GIVEN REQUEST ▸
Return every record verbatim.

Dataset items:

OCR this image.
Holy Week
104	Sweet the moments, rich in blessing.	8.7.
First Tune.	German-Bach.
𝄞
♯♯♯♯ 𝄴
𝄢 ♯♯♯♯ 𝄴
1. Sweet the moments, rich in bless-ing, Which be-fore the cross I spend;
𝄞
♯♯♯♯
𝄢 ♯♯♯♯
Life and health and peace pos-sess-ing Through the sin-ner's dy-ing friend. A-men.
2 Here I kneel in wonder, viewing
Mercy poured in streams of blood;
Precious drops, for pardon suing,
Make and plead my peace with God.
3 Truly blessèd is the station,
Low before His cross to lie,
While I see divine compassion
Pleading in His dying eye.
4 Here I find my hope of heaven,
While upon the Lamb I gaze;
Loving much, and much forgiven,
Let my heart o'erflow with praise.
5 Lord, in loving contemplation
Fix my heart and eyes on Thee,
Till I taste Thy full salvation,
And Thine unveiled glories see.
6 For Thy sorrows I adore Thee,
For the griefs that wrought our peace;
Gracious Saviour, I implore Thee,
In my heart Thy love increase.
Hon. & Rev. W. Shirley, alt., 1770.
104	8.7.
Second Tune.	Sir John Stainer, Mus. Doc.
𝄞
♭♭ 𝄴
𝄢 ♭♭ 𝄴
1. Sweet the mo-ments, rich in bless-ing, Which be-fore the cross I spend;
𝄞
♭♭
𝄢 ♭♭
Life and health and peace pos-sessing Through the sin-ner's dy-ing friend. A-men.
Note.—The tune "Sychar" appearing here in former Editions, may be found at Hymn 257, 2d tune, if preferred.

RESULT FOR THIS TASK ▸
OCR this image.
Holy Week
104	Sweet the moments, rich in blessing.	8.7.
First Tune.	German-Bach.
𝄞
♯♯♯♯ 𝄴
𝄢 ♯♯♯♯ 𝄴
1. Sweet the moments, rich in bless-ing, Which be-fore the cross I spend;
𝄞
♯♯♯♯
𝄢 ♯♯♯♯
Life and health and peace pos-sess-ing Through the sin-ner's dy-ing friend. A-men.
2 Here I kneel in wonder, viewing
Mercy poured in streams of blood;
Precious drops, for pardon suing,
Make and plead my peace with God.
3 Truly blessèd is the station,
Low before His cross to lie,
While I see divine compassion
Pleading in His dying eye.
4 Here I find my hope of heaven,
While upon the Lamb I gaze;
Loving much, and much forgiven,
Let my heart o'erflow with praise.
5 Lord, in loving contemplation
Fix my heart and eyes on Thee,
Till I taste Thy full salvation,
And Thine unveiled glories see.
6 For Thy sorrows I adore Thee,
For the griefs that wrought our peace;
Gracious Saviour, I implore Thee,
In my heart Thy love increase.
Hon. & Rev. W. Shirley, alt., 1770.
104	8.7.
Second Tune.	Sir John Stainer, Mus. Doc.
𝄞
♭♭ 𝄴
𝄢 ♭♭ 𝄴
1. Sweet the mo-ments, rich in bless-ing, Which be-fore the cross I spend;
𝄞
♭♭
𝄢 ♭♭
Life and health and peace pos-sessing Through the sin-ner's dy-ing friend. A-men.
Note.—The tune "Sychar" appearing here in former Editions, may be found at Hymn 257, 2d tune, if preferred.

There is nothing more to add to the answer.